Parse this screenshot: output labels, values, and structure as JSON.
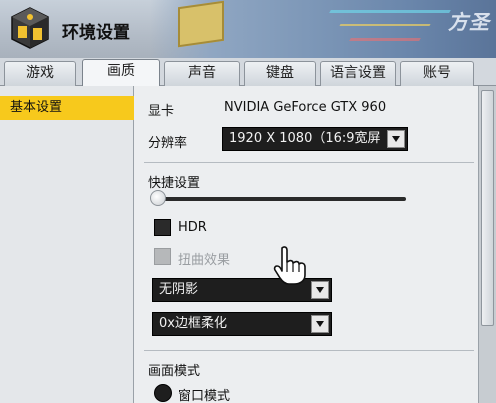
{
  "window": {
    "title": "环境设置",
    "header_logo_text": "方圣"
  },
  "tabs": [
    {
      "label": "游戏"
    },
    {
      "label": "画质"
    },
    {
      "label": "声音"
    },
    {
      "label": "键盘"
    },
    {
      "label": "语言设置"
    },
    {
      "label": "账号"
    }
  ],
  "active_tab": "画质",
  "sidebar": {
    "items": [
      {
        "label": "基本设置"
      }
    ]
  },
  "graphics": {
    "gpu_label": "显卡",
    "gpu_value": "NVIDIA GeForce GTX 960",
    "resolution_label": "分辨率",
    "resolution_value": "1920 X 1080（16:9宽屏",
    "quick_settings_label": "快捷设置",
    "quick_settings_level": 0,
    "hdr_label": "HDR",
    "distortion_label": "扭曲效果",
    "shadow_value": "无阴影",
    "antialias_value": "0x边框柔化",
    "display_mode_label": "画面模式",
    "window_mode_label": "窗口模式"
  },
  "colors": {
    "accent": "#f7c91c",
    "panel": "#eceef0",
    "dropdown_bg": "#1e1e1e"
  },
  "icons": {
    "app": "settings-cube-icon",
    "dropdown": "chevron-down-icon",
    "cursor": "hand-pointer-icon"
  }
}
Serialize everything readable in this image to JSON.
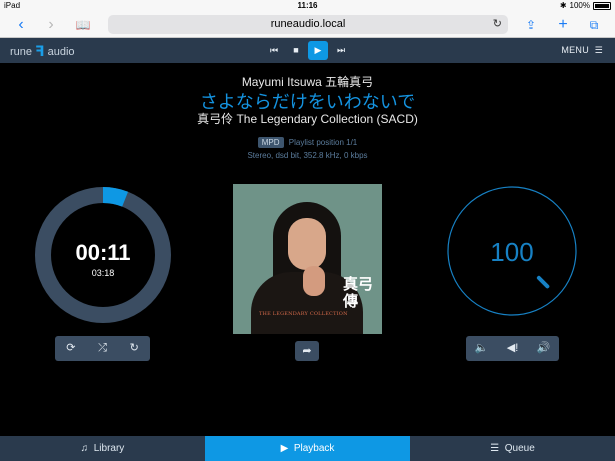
{
  "status_bar": {
    "device": "iPad",
    "wifi_icon": "wifi-icon",
    "time": "11:16",
    "battery_percent": "100%",
    "bluetooth_icon": "bluetooth-icon"
  },
  "browser": {
    "url": "runeaudio.local",
    "back_icon": "chevron-left-icon",
    "forward_icon": "chevron-right-icon",
    "bookmarks_icon": "book-icon",
    "reload_icon": "reload-icon",
    "share_icon": "share-icon",
    "new_tab_icon": "plus-icon",
    "tabs_icon": "tabs-icon"
  },
  "header": {
    "logo_left": "rune",
    "logo_right": "audio",
    "transport": {
      "prev": "⏮",
      "stop": "■",
      "play": "▶",
      "next": "⏭"
    },
    "menu_label": "MENU"
  },
  "track": {
    "artist": "Mayumi Itsuwa 五輪真弓",
    "title": "さよならだけをいわないで",
    "album": "真弓伶 The Legendary Collection (SACD)",
    "source_badge": "MPD",
    "playlist_position": "Playlist position 1/1",
    "format": "Stereo, dsd bit, 352.8 kHz, 0 kbps"
  },
  "playback": {
    "elapsed": "00:11",
    "duration": "03:18",
    "progress_fraction": 0.06,
    "controls": [
      "repeat-icon",
      "shuffle-icon",
      "single-icon"
    ]
  },
  "cover": {
    "kanji_top": "真弓",
    "kanji_bottom": "傳",
    "legend_text": "THE LEGENDARY COLLECTION"
  },
  "volume": {
    "value": "100",
    "level_fraction": 1.0,
    "controls": [
      "volume-down-icon",
      "mute-icon",
      "volume-up-icon"
    ]
  },
  "tabs": [
    {
      "label": "Library",
      "icon": "music-note-icon"
    },
    {
      "label": "Playback",
      "icon": "play-icon"
    },
    {
      "label": "Queue",
      "icon": "list-icon"
    }
  ],
  "colors": {
    "accent": "#0e98e4",
    "panel": "#2a3a4d",
    "ring": "#3b4d62"
  }
}
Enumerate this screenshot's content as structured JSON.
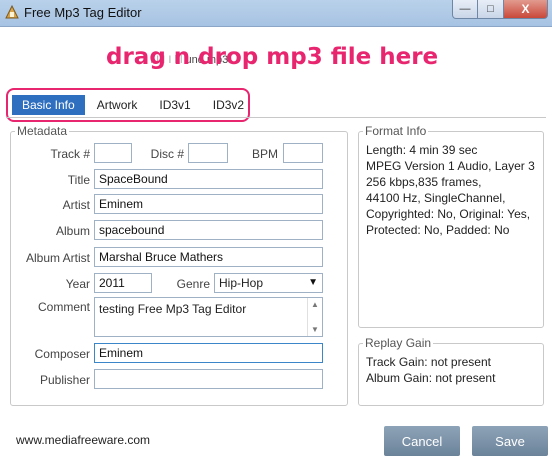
{
  "window": {
    "title": "Free Mp3 Tag Editor",
    "close_label": "X"
  },
  "drop": {
    "overlay": "drag n drop mp3 file here",
    "filename_fragment": "und.mp3"
  },
  "tabs": [
    {
      "label": "Basic Info",
      "active": true
    },
    {
      "label": "Artwork"
    },
    {
      "label": "ID3v1"
    },
    {
      "label": "ID3v2"
    }
  ],
  "metadata": {
    "legend": "Metadata",
    "track_label": "Track #",
    "track_value": "",
    "disc_label": "Disc #",
    "disc_value": "",
    "bpm_label": "BPM",
    "bpm_value": "",
    "title_label": "Title",
    "title_value": "SpaceBound",
    "artist_label": "Artist",
    "artist_value": "Eminem",
    "album_label": "Album",
    "album_value": "spacebound",
    "album_artist_label": "Album Artist",
    "album_artist_value": "Marshal Bruce Mathers",
    "year_label": "Year",
    "year_value": "2011",
    "genre_label": "Genre",
    "genre_value": "Hip-Hop",
    "comment_label": "Comment",
    "comment_value": "testing Free Mp3 Tag Editor",
    "composer_label": "Composer",
    "composer_value": "Eminem",
    "publisher_label": "Publisher",
    "publisher_value": ""
  },
  "format_info": {
    "legend": "Format Info",
    "lines": [
      "Length: 4 min 39 sec",
      "MPEG Version 1 Audio, Layer 3",
      "256 kbps,835 frames,",
      "44100 Hz, SingleChannel,",
      "Copyrighted: No, Original: Yes,",
      "Protected: No, Padded: No"
    ]
  },
  "replay_gain": {
    "legend": "Replay Gain",
    "track_gain": "Track Gain: not present",
    "album_gain": "Album Gain: not present"
  },
  "footer": {
    "website": "www.mediafreeware.com",
    "cancel_label": "Cancel",
    "save_label": "Save"
  },
  "colors": {
    "accent": "#2f6fbf",
    "highlight": "#e8256f",
    "button": "#7890a6"
  }
}
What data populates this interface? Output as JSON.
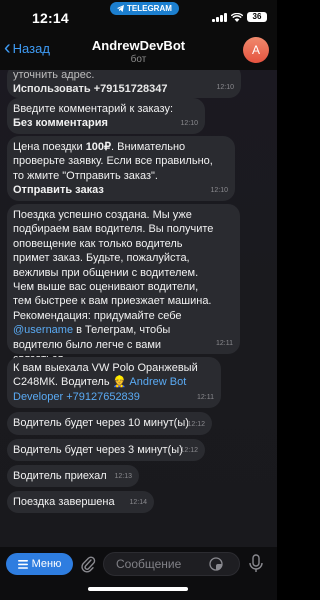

+--

→ **Exercise objective**: How many of the lines above contain the string "this"? Give the number only.

→ **Worked answer**: 4